## START Records shown
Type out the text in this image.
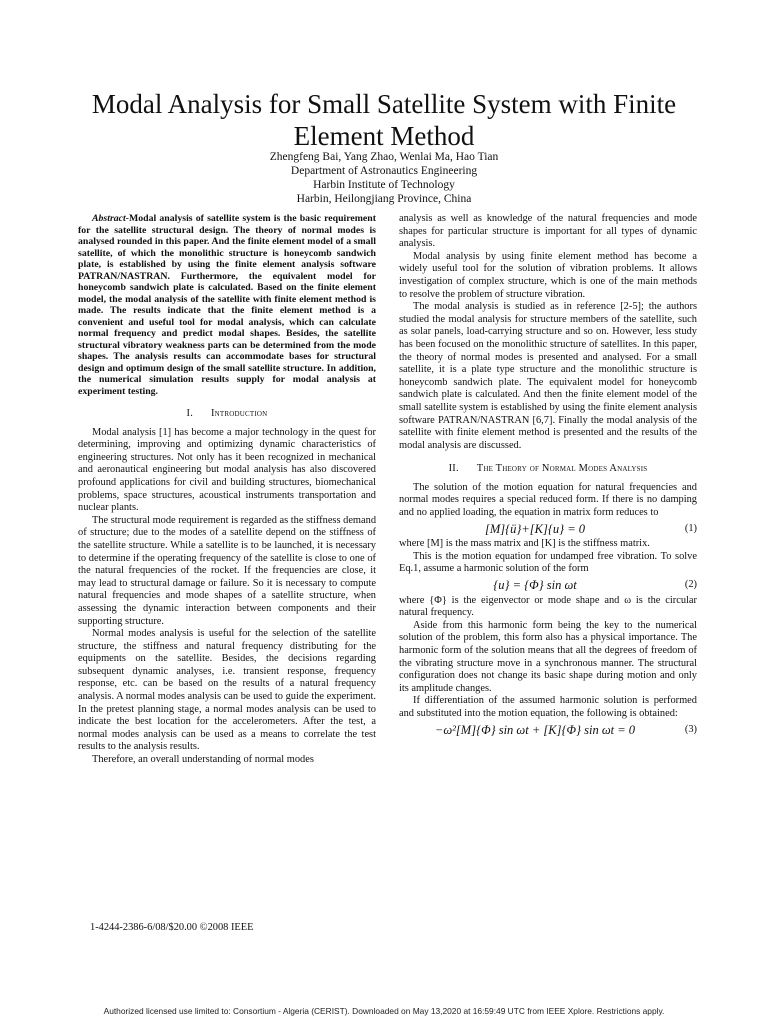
Modal Analysis for Small Satellite System with Finite Element Method
Zhengfeng Bai, Yang Zhao, Wenlai Ma, Hao Tian
Department of Astronautics Engineering
Harbin Institute of Technology
Harbin, Heilongjiang Province, China

Abstract-Modal analysis of satellite system is the basic requirement for the satellite structural design. The theory of normal modes is analysed rounded in this paper. And the finite element model of a small satellite, of which the monolithic structure is honeycomb sandwich plate, is established by using the finite element analysis software PATRAN/NASTRAN. Furthermore, the equivalent model for honeycomb sandwich plate is calculated. Based on the finite element model, the modal analysis of the satellite with finite element method is made. The results indicate that the finite element method is a convenient and useful tool for modal analysis, which can calculate normal frequency and predict modal shapes. Besides, the satellite structural vibratory weakness parts can be determined from the mode shapes. The analysis results can accommodate bases for structural design and optimum design of the small satellite structure. In addition, the numerical simulation results supply for modal analysis at experiment testing.

I. Introduction

Modal analysis [1] has become a major technology in the quest for determining, improving and optimizing dynamic characteristics of engineering structures. Not only has it been recognized in mechanical and aeronautical engineering but modal analysis has also discovered profound applications for civil and building structures, biomechanical problems, space structures, acoustical instruments transportation and nuclear plants.

The structural mode requirement is regarded as the stiffness demand of structure; due to the modes of a satellite depend on the stiffness of the satellite structure. While a satellite is to be launched, it is necessary to determine if the operating frequency of the satellite is close to one of the natural frequencies of the rocket. If the frequencies are close, it may lead to structural damage or failure. So it is necessary to compute natural frequencies and mode shapes of a satellite structure, when assessing the dynamic interaction between components and their supporting structure.

Normal modes analysis is useful for the selection of the satellite structure, the stiffness and natural frequency distributing for the equipments on the satellite. Besides, the decisions regarding subsequent dynamic analyses, i.e. transient response, frequency response, etc. can be based on the results of a natural frequency analysis. A normal modes analysis can be used to guide the experiment. In the pretest planning stage, a normal modes analysis can be used to indicate the best location for the accelerometers. After the test, a normal modes analysis can be used as a means to correlate the test results to the analysis results.

Therefore, an overall understanding of normal modes

analysis as well as knowledge of the natural frequencies and mode shapes for particular structure is important for all types of dynamic analysis.

Modal analysis by using finite element method has become a widely useful tool for the solution of vibration problems. It allows investigation of complex structure, which is one of the main methods to resolve the problem of structure vibration.

The modal analysis is studied as in reference [2-5]; the authors studied the modal analysis for structure members of the satellite, such as solar panels, load-carrying structure and so on. However, less study has been focused on the monolithic structure of satellites. In this paper, the theory of normal modes is presented and analysed. For a small satellite, it is a plate type structure and the monolithic structure is honeycomb sandwich plate. The equivalent model for honeycomb sandwich plate is calculated. And then the finite element model of the small satellite system is established by using the finite element analysis software PATRAN/NASTRAN [6,7]. Finally the modal analysis of the satellite with finite element method is presented and the results of the modal analysis are discussed.

II. The Theory of Normal Modes Analysis

The solution of the motion equation for natural frequencies and normal modes requires a special reduced form. If there is no damping and no applied loading, the equation in matrix form reduces to

[M]{ü}+[K]{u} = 0	(1)

where [M] is the mass matrix and [K] is the stiffness matrix.

This is the motion equation for undamped free vibration. To solve Eq.1, assume a harmonic solution of the form

{u} = {Φ} sin ωt	(2)

where {Φ} is the eigenvector or mode shape and ω is the circular natural frequency.

Aside from this harmonic form being the key to the numerical solution of the problem, this form also has a physical importance. The harmonic form of the solution means that all the degrees of freedom of the vibrating structure move in a synchronous manner. The structural configuration does not change its basic shape during motion and only its amplitude changes.

If differentiation of the assumed harmonic solution is performed and substituted into the motion equation, the following is obtained:

−ω²[M]{Φ} sin ωt + [K]{Φ} sin ωt = 0	(3)
1-4244-2386-6/08/$20.00 ©2008 IEEE
Authorized licensed use limited to: Consortium - Algeria (CERIST). Downloaded on May 13,2020 at 16:59:49 UTC from IEEE Xplore. Restrictions apply.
## END Records shown
Exercise » Transcribe all the records above word for word, without their images.

Answer to this exercise »
Type out the text in this image.
Modal Analysis for Small Satellite System with Finite Element Method
Zhengfeng Bai, Yang Zhao, Wenlai Ma, Hao Tian
Department of Astronautics Engineering
Harbin Institute of Technology
Harbin, Heilongjiang Province, China

Abstract-Modal analysis of satellite system is the basic requirement for the satellite structural design. The theory of normal modes is analysed rounded in this paper. And the finite element model of a small satellite, of which the monolithic structure is honeycomb sandwich plate, is established by using the finite element analysis software PATRAN/NASTRAN. Furthermore, the equivalent model for honeycomb sandwich plate is calculated. Based on the finite element model, the modal analysis of the satellite with finite element method is made. The results indicate that the finite element method is a convenient and useful tool for modal analysis, which can calculate normal frequency and predict modal shapes. Besides, the satellite structural vibratory weakness parts can be determined from the mode shapes. The analysis results can accommodate bases for structural design and optimum design of the small satellite structure. In addition, the numerical simulation results supply for modal analysis at experiment testing.

I. Introduction

Modal analysis [1] has become a major technology in the quest for determining, improving and optimizing dynamic characteristics of engineering structures. Not only has it been recognized in mechanical and aeronautical engineering but modal analysis has also discovered profound applications for civil and building structures, biomechanical problems, space structures, acoustical instruments transportation and nuclear plants.

The structural mode requirement is regarded as the stiffness demand of structure; due to the modes of a satellite depend on the stiffness of the satellite structure. While a satellite is to be launched, it is necessary to determine if the operating frequency of the satellite is close to one of the natural frequencies of the rocket. If the frequencies are close, it may lead to structural damage or failure. So it is necessary to compute natural frequencies and mode shapes of a satellite structure, when assessing the dynamic interaction between components and their supporting structure.

Normal modes analysis is useful for the selection of the satellite structure, the stiffness and natural frequency distributing for the equipments on the satellite. Besides, the decisions regarding subsequent dynamic analyses, i.e. transient response, frequency response, etc. can be based on the results of a natural frequency analysis. A normal modes analysis can be used to guide the experiment. In the pretest planning stage, a normal modes analysis can be used to indicate the best location for the accelerometers. After the test, a normal modes analysis can be used as a means to correlate the test results to the analysis results.

Therefore, an overall understanding of normal modes

analysis as well as knowledge of the natural frequencies and mode shapes for particular structure is important for all types of dynamic analysis.

Modal analysis by using finite element method has become a widely useful tool for the solution of vibration problems. It allows investigation of complex structure, which is one of the main methods to resolve the problem of structure vibration.

The modal analysis is studied as in reference [2-5]; the authors studied the modal analysis for structure members of the satellite, such as solar panels, load-carrying structure and so on. However, less study has been focused on the monolithic structure of satellites. In this paper, the theory of normal modes is presented and analysed. For a small satellite, it is a plate type structure and the monolithic structure is honeycomb sandwich plate. The equivalent model for honeycomb sandwich plate is calculated. And then the finite element model of the small satellite system is established by using the finite element analysis software PATRAN/NASTRAN [6,7]. Finally the modal analysis of the satellite with finite element method is presented and the results of the modal analysis are discussed.

II. The Theory of Normal Modes Analysis

The solution of the motion equation for natural frequencies and normal modes requires a special reduced form. If there is no damping and no applied loading, the equation in matrix form reduces to

[M]{ü}+[K]{u} = 0	(1)

where [M] is the mass matrix and [K] is the stiffness matrix.

This is the motion equation for undamped free vibration. To solve Eq.1, assume a harmonic solution of the form

{u} = {Φ} sin ωt	(2)

where {Φ} is the eigenvector or mode shape and ω is the circular natural frequency.

Aside from this harmonic form being the key to the numerical solution of the problem, this form also has a physical importance. The harmonic form of the solution means that all the degrees of freedom of the vibrating structure move in a synchronous manner. The structural configuration does not change its basic shape during motion and only its amplitude changes.

If differentiation of the assumed harmonic solution is performed and substituted into the motion equation, the following is obtained:

−ω²[M]{Φ} sin ωt + [K]{Φ} sin ωt = 0	(3)
1-4244-2386-6/08/$20.00 ©2008 IEEE
Authorized licensed use limited to: Consortium - Algeria (CERIST). Downloaded on May 13,2020 at 16:59:49 UTC from IEEE Xplore. Restrictions apply.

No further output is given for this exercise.